Looking at the data below, count the lines that contain the string "wxml". Write only the total.
>>>>
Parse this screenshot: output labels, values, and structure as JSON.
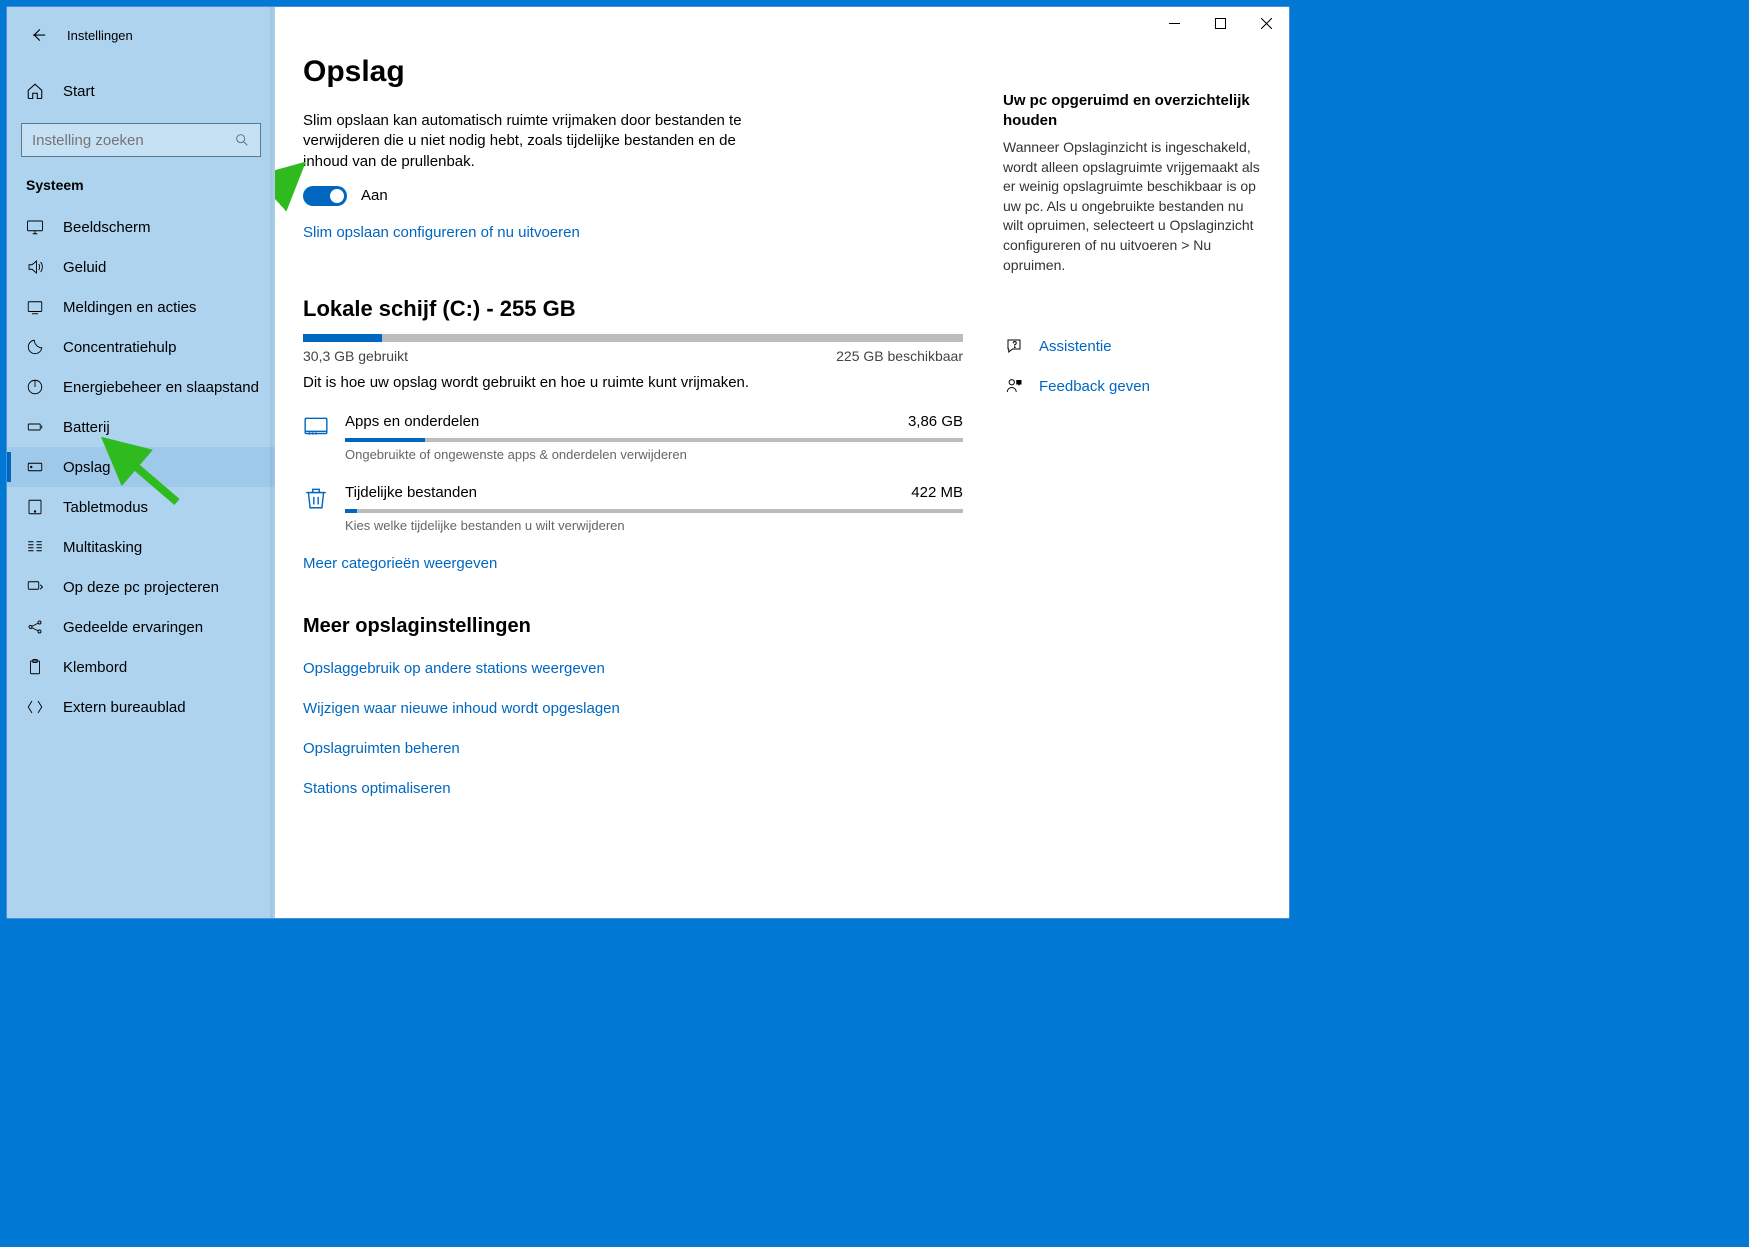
{
  "app_title": "Instellingen",
  "home_label": "Start",
  "search_placeholder": "Instelling zoeken",
  "group_label": "Systeem",
  "nav": [
    {
      "id": "display",
      "label": "Beeldscherm"
    },
    {
      "id": "sound",
      "label": "Geluid"
    },
    {
      "id": "notifications",
      "label": "Meldingen en acties"
    },
    {
      "id": "focus",
      "label": "Concentratiehulp"
    },
    {
      "id": "power",
      "label": "Energiebeheer en slaapstand"
    },
    {
      "id": "battery",
      "label": "Batterij"
    },
    {
      "id": "storage",
      "label": "Opslag",
      "selected": true
    },
    {
      "id": "tablet",
      "label": "Tabletmodus"
    },
    {
      "id": "multitask",
      "label": "Multitasking"
    },
    {
      "id": "project",
      "label": "Op deze pc projecteren"
    },
    {
      "id": "shared",
      "label": "Gedeelde ervaringen"
    },
    {
      "id": "clipboard",
      "label": "Klembord"
    },
    {
      "id": "remote",
      "label": "Extern bureaublad"
    }
  ],
  "page": {
    "title": "Opslag",
    "description": "Slim opslaan kan automatisch ruimte vrijmaken door bestanden te verwijderen die u niet nodig hebt, zoals tijdelijke bestanden en de inhoud van de prullenbak.",
    "toggle_state_label": "Aan",
    "configure_link": "Slim opslaan configureren of nu uitvoeren",
    "disk": {
      "heading": "Lokale schijf (C:) - 255 GB",
      "used_label": "30,3 GB gebruikt",
      "free_label": "225 GB beschikbaar",
      "used_pct": 12,
      "usage_desc": "Dit is hoe uw opslag wordt gebruikt en hoe u ruimte kunt vrijmaken."
    },
    "categories": [
      {
        "name": "Apps en onderdelen",
        "size": "3,86 GB",
        "sub": "Ongebruikte of ongewenste apps & onderdelen verwijderen",
        "pct": 13,
        "icon": "apps"
      },
      {
        "name": "Tijdelijke bestanden",
        "size": "422 MB",
        "sub": "Kies welke tijdelijke bestanden u wilt verwijderen",
        "pct": 2,
        "icon": "trash"
      }
    ],
    "more_categories_link": "Meer categorieën weergeven",
    "more_settings_heading": "Meer opslaginstellingen",
    "more_links": [
      "Opslaggebruik op andere stations weergeven",
      "Wijzigen waar nieuwe inhoud wordt opgeslagen",
      "Opslagruimten beheren",
      "Stations optimaliseren"
    ]
  },
  "right": {
    "heading": "Uw pc opgeruimd en overzichtelijk houden",
    "text": "Wanneer Opslaginzicht is ingeschakeld, wordt alleen opslagruimte vrijgemaakt als er weinig opslagruimte beschikbaar is op uw pc. Als u ongebruikte bestanden nu wilt opruimen, selecteert u Opslaginzicht configureren of nu uitvoeren > Nu opruimen.",
    "help_label": "Assistentie",
    "feedback_label": "Feedback geven"
  }
}
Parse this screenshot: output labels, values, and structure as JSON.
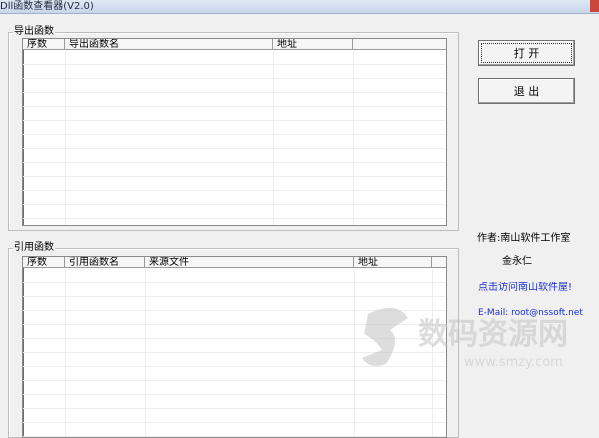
{
  "window": {
    "title": "Dll函数查看器(V2.0)"
  },
  "export_group": {
    "label": "导出函数",
    "columns": [
      "序数",
      "导出函数名",
      "地址",
      ""
    ]
  },
  "import_group": {
    "label": "引用函数",
    "columns": [
      "序数",
      "引用函数名",
      "来源文件",
      "地址",
      ""
    ]
  },
  "buttons": {
    "open": "打 开",
    "exit": "退 出"
  },
  "info": {
    "author": "作者:南山软件工作室",
    "name": "金永仁",
    "visit_link": "点击访问南山软件屋!",
    "email": "E-Mail: root@nssoft.net"
  },
  "watermark": {
    "main": "数码资源网",
    "url": "www.smzy.com"
  },
  "colors": {
    "link": "#1a2fd1",
    "watermark": "#c3c3c3"
  },
  "icons": {
    "close": "close-icon"
  }
}
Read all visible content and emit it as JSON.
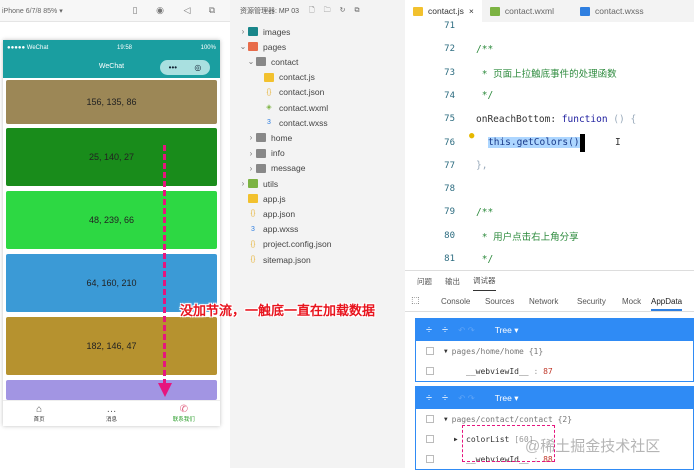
{
  "simulator": {
    "device_label": "iPhone 6/7/8 85% ▾",
    "status": {
      "carrier": "●●●●● WeChat",
      "time": "19:58",
      "battery": "100%"
    },
    "nav_title": "WeChat",
    "capsule": {
      "more": "•••",
      "close": "◎"
    },
    "color_blocks": [
      {
        "label": "156, 135, 86",
        "color": "#9c8756"
      },
      {
        "label": "25, 140, 27",
        "color": "#198c1b"
      },
      {
        "label": "48, 239, 66",
        "color": "#2dd843"
      },
      {
        "label": "64, 160, 210",
        "color": "#3b9ad6"
      },
      {
        "label": "182, 146, 47",
        "color": "#b6922f"
      },
      {
        "label": "",
        "color": "#a295e3"
      }
    ],
    "tabbar": [
      {
        "icon": "⌂",
        "label": "首页"
      },
      {
        "icon": "…",
        "label": "消息"
      },
      {
        "icon": "✆",
        "label": "联系我们"
      }
    ]
  },
  "explorer": {
    "title": "资源管理器: MP 03",
    "items": [
      {
        "label": "images",
        "type": "folder",
        "chev": "›",
        "color": "#19868a"
      },
      {
        "label": "pages",
        "type": "folder",
        "chev": "⌄",
        "color": "#e86c4a"
      },
      {
        "label": "contact",
        "type": "folder",
        "chev": "⌄",
        "color": "#888"
      },
      {
        "label": "contact.js",
        "type": "js",
        "color": "#f2c12e"
      },
      {
        "label": "contact.json",
        "type": "json",
        "color": "#e7b43a"
      },
      {
        "label": "contact.wxml",
        "type": "wxml",
        "color": "#7cb342"
      },
      {
        "label": "contact.wxss",
        "type": "wxss",
        "color": "#2f7fe0"
      },
      {
        "label": "home",
        "type": "folder",
        "chev": "›",
        "color": "#888"
      },
      {
        "label": "info",
        "type": "folder",
        "chev": "›",
        "color": "#888"
      },
      {
        "label": "message",
        "type": "folder",
        "chev": "›",
        "color": "#888"
      },
      {
        "label": "utils",
        "type": "folder",
        "chev": "›",
        "color": "#7cb342"
      },
      {
        "label": "app.js",
        "type": "js",
        "color": "#f2c12e"
      },
      {
        "label": "app.json",
        "type": "json",
        "color": "#e7b43a"
      },
      {
        "label": "app.wxss",
        "type": "wxss",
        "color": "#2f7fe0"
      },
      {
        "label": "project.config.json",
        "type": "json",
        "color": "#e7b43a"
      },
      {
        "label": "sitemap.json",
        "type": "json",
        "color": "#e7b43a"
      }
    ]
  },
  "editor": {
    "tabs": [
      {
        "label": "contact.js",
        "close": "×"
      },
      {
        "label": "contact.wxml"
      },
      {
        "label": "contact.wxss"
      }
    ],
    "lines": [
      {
        "n": "71",
        "text": ""
      },
      {
        "n": "72",
        "text": "/**"
      },
      {
        "n": "73",
        "text": " * 页面上拉触底事件的处理函数"
      },
      {
        "n": "74",
        "text": " */"
      },
      {
        "n": "75",
        "text": "onReachBottom: function () {"
      },
      {
        "n": "76",
        "text": "  this.getColors()"
      },
      {
        "n": "77",
        "text": "},"
      },
      {
        "n": "78",
        "text": ""
      },
      {
        "n": "79",
        "text": "/**"
      },
      {
        "n": "80",
        "text": " * 用户点击右上角分享"
      },
      {
        "n": "81",
        "text": " */"
      }
    ]
  },
  "devtools": {
    "top_tabs": [
      "问题",
      "输出",
      "调试器"
    ],
    "tabs": [
      "Console",
      "Sources",
      "Network",
      "Security",
      "Mock",
      "AppData"
    ],
    "panels": [
      {
        "mode": "Tree ▾",
        "path": "pages/home/home {1}",
        "rows": [
          {
            "key": "__webviewId__",
            "sep": " : ",
            "value": "87"
          }
        ]
      },
      {
        "mode": "Tree ▾",
        "path": "pages/contact/contact {2}",
        "rows": [
          {
            "key": "colorList",
            "sep": " ",
            "value": "[60]"
          },
          {
            "key": "__webviewId__",
            "sep": " : ",
            "value": "88"
          }
        ]
      }
    ]
  },
  "annotation": "没加节流，一触底一直在加载数据",
  "watermark": "@稀土掘金技术社区"
}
<<<<
● Exercise response: 3